→ THE REQUEST:
Provide the number of lines containing the word "BOND", and nothing else.

----------------

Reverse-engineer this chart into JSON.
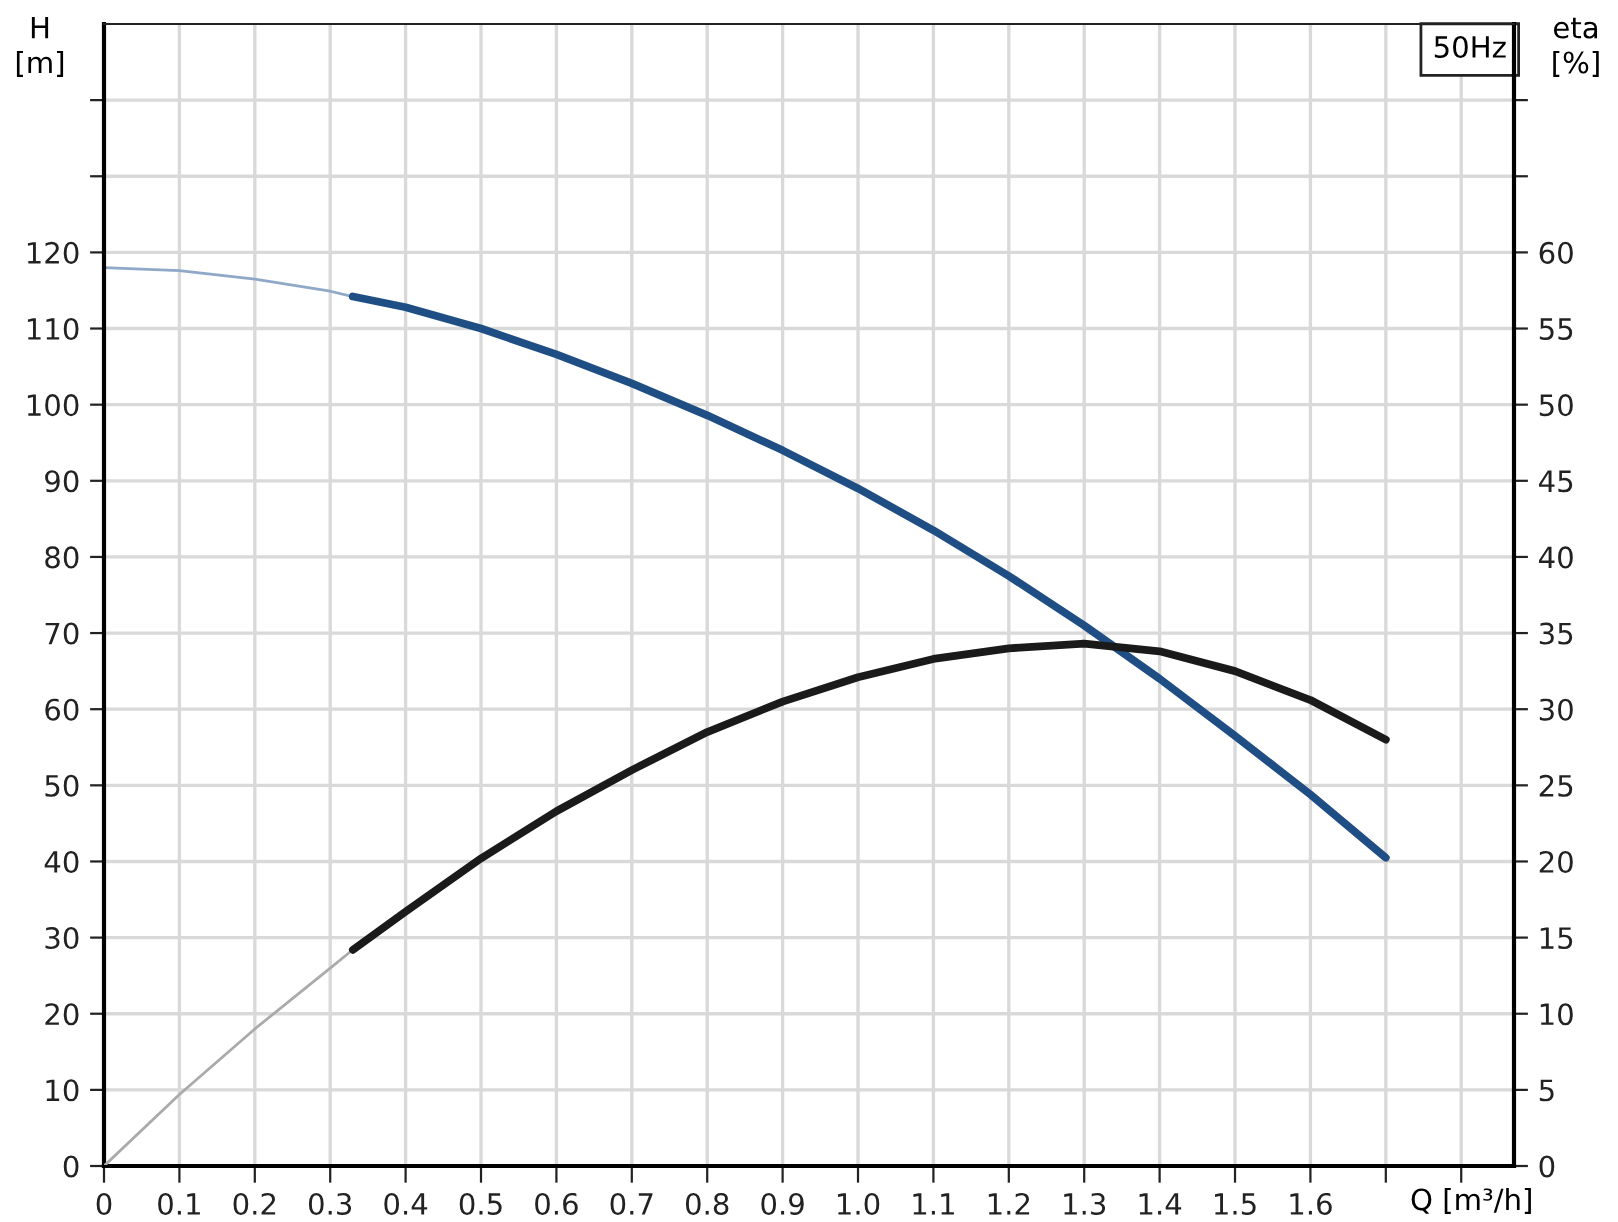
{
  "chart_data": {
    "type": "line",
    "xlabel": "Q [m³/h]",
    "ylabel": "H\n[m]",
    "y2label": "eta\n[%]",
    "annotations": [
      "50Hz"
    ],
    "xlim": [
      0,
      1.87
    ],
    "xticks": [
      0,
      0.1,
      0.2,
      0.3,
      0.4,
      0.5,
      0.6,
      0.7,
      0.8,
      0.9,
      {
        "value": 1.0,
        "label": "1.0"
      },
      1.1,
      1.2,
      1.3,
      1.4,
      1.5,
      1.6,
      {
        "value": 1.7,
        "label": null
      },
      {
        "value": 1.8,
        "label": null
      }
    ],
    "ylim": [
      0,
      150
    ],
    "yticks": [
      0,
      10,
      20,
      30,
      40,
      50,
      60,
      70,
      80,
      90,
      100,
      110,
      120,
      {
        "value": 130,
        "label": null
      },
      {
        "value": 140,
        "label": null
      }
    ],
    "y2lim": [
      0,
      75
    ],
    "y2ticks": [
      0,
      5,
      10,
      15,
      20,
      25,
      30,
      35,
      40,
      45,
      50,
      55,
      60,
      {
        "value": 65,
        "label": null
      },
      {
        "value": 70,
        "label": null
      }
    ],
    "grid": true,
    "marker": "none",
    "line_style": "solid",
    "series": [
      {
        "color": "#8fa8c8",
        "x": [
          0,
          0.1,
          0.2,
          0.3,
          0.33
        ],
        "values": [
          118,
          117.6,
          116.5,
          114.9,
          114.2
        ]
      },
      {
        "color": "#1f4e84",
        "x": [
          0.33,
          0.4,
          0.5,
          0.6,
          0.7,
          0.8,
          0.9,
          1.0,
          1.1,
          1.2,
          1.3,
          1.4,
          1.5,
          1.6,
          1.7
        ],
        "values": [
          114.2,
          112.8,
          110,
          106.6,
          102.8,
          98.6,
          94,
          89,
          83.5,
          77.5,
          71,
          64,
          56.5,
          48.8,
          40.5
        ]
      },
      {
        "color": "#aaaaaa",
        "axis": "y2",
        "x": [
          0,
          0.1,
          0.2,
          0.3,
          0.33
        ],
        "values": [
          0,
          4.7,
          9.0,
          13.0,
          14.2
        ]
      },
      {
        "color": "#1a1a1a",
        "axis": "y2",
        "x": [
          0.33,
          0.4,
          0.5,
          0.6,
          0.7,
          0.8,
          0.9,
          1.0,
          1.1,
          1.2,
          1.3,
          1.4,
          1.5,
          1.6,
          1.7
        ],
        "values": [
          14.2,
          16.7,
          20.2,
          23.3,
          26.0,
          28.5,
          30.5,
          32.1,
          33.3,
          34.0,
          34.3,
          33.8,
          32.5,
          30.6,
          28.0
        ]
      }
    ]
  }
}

----------------

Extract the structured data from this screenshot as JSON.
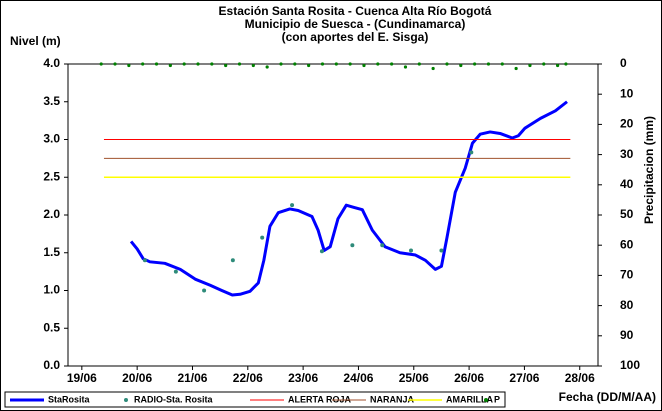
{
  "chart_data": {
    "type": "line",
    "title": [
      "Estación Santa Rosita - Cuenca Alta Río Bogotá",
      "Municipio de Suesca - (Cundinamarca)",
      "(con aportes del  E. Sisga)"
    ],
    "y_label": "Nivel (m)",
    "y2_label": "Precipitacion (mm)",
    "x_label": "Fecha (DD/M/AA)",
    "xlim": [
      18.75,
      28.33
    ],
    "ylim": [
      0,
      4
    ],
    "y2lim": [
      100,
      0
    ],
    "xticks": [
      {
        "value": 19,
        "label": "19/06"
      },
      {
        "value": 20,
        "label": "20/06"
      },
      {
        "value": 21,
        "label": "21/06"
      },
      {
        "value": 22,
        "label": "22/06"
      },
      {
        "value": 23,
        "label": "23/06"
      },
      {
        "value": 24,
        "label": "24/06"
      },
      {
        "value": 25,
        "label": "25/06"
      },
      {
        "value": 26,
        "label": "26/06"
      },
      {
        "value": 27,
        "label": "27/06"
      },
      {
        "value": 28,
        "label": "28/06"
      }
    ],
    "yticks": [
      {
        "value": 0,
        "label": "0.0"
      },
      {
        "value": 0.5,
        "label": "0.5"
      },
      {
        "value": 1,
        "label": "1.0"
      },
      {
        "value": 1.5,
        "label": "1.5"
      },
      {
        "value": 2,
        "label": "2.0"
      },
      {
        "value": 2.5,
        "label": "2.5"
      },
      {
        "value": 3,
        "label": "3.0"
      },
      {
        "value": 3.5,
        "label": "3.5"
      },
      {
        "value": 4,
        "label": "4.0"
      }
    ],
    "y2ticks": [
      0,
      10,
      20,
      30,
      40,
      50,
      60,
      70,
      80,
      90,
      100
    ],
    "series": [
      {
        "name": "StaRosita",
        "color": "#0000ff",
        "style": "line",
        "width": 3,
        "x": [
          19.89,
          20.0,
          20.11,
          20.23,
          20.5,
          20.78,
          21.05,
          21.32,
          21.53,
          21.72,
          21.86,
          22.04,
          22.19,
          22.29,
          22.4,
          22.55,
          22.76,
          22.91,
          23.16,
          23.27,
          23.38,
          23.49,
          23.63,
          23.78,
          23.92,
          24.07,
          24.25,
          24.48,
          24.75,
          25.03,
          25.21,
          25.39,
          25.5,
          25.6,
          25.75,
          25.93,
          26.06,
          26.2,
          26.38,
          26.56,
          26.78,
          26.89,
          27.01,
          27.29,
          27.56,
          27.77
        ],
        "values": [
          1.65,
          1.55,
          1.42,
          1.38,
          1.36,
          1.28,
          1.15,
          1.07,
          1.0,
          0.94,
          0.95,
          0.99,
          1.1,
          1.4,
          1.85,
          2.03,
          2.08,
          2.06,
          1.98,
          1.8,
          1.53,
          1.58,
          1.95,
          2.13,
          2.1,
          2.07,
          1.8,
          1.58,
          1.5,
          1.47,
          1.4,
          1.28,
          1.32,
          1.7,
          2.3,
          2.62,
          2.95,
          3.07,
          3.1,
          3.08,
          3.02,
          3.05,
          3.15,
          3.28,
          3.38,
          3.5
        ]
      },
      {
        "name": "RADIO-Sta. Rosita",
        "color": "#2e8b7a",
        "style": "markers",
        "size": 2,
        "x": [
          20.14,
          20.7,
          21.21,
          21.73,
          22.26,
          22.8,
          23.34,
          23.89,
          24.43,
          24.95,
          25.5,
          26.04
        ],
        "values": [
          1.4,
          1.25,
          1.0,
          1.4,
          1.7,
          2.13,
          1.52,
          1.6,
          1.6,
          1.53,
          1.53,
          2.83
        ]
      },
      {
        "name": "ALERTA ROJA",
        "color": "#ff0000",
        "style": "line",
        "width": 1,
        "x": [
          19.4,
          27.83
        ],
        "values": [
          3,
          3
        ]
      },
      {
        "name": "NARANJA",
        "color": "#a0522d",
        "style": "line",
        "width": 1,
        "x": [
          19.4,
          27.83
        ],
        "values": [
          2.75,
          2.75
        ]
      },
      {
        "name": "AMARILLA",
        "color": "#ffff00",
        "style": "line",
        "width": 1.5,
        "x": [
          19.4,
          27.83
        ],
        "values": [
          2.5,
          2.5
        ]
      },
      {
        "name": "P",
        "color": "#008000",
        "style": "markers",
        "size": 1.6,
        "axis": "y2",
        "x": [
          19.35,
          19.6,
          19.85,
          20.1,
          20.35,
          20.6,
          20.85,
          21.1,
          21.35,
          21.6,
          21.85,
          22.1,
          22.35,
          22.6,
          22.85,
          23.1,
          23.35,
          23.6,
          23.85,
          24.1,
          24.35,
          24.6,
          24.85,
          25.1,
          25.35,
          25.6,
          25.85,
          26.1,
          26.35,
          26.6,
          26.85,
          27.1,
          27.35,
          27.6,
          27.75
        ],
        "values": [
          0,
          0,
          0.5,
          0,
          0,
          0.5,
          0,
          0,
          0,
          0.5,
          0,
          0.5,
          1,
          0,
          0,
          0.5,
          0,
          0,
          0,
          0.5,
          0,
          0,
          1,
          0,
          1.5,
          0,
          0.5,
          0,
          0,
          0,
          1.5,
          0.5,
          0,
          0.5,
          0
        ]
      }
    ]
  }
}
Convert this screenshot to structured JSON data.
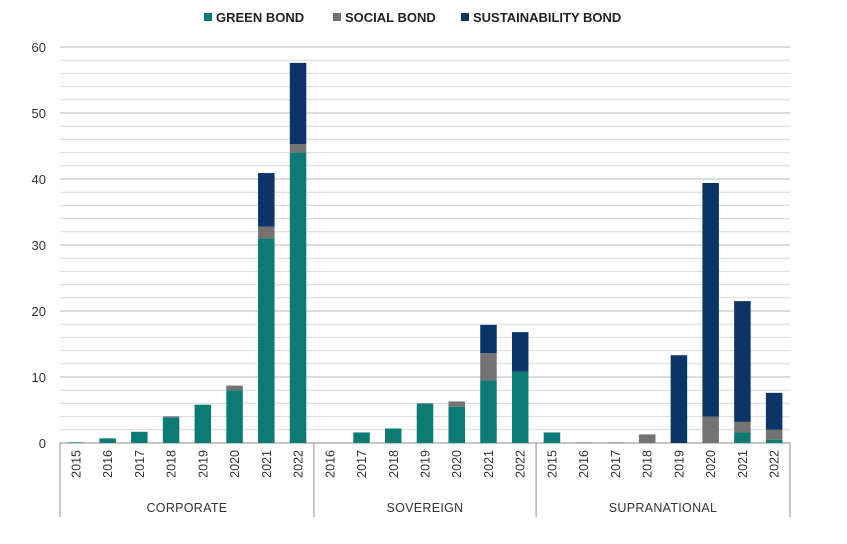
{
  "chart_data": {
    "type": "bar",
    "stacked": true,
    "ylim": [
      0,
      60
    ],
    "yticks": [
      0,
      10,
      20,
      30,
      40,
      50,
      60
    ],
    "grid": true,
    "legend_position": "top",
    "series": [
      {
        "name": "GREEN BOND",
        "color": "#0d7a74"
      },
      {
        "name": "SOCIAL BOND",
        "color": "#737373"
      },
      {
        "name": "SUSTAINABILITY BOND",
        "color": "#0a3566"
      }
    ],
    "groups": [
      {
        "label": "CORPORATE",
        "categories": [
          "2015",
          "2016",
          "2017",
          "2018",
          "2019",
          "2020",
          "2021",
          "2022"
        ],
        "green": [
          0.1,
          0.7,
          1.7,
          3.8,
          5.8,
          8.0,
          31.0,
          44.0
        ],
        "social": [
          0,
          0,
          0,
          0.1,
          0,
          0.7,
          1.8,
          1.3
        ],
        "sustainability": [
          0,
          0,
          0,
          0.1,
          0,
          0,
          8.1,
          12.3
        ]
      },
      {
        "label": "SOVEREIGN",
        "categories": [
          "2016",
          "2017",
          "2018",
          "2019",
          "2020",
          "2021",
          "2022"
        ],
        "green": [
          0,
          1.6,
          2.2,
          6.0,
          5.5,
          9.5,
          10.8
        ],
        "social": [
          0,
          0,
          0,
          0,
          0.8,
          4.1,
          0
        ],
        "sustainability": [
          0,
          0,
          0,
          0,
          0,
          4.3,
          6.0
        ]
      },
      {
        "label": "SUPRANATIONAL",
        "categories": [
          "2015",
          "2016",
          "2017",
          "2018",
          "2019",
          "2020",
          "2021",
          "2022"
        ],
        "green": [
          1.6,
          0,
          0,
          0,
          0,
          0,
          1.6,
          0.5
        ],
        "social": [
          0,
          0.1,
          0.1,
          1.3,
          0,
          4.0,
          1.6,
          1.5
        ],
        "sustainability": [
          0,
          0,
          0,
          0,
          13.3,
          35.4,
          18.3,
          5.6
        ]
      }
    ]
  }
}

----------------

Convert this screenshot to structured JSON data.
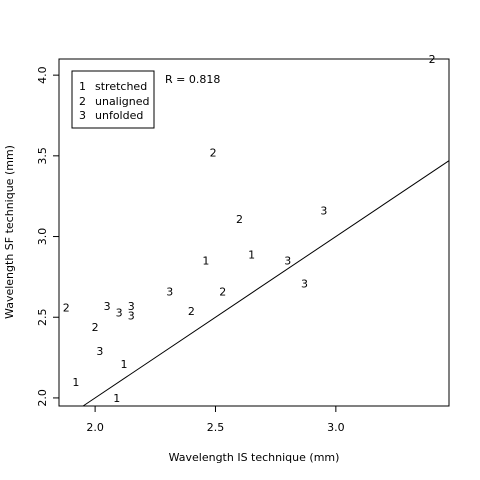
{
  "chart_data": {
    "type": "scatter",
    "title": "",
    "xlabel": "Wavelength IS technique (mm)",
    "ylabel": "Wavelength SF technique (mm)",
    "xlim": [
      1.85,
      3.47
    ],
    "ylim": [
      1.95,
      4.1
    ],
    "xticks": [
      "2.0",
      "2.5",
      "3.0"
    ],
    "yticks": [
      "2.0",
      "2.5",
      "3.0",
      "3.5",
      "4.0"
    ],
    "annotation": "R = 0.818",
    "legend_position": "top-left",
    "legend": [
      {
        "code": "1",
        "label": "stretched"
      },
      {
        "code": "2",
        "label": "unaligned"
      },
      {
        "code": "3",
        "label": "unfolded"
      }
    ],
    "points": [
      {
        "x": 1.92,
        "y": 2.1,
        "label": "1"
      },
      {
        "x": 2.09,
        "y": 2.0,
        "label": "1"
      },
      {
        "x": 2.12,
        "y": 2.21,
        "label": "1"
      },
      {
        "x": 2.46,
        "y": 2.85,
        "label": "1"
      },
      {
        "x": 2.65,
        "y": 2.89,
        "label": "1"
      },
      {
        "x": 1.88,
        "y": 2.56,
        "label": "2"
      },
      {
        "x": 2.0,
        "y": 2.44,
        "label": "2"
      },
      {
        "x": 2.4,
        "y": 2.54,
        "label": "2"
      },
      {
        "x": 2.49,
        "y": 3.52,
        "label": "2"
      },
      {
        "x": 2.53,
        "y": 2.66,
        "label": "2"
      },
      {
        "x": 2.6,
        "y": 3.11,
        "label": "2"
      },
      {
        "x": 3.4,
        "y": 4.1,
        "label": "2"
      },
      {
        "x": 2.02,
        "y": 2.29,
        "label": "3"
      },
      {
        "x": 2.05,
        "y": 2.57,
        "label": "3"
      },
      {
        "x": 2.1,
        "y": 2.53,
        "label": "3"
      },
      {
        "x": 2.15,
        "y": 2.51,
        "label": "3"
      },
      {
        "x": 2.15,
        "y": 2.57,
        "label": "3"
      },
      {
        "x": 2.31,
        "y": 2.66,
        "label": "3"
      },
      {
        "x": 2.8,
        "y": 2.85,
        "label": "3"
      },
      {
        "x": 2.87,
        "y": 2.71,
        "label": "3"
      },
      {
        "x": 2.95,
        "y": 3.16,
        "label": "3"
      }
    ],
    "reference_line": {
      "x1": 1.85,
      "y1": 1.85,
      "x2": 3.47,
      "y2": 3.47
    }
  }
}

----------------

→ RESULT:
3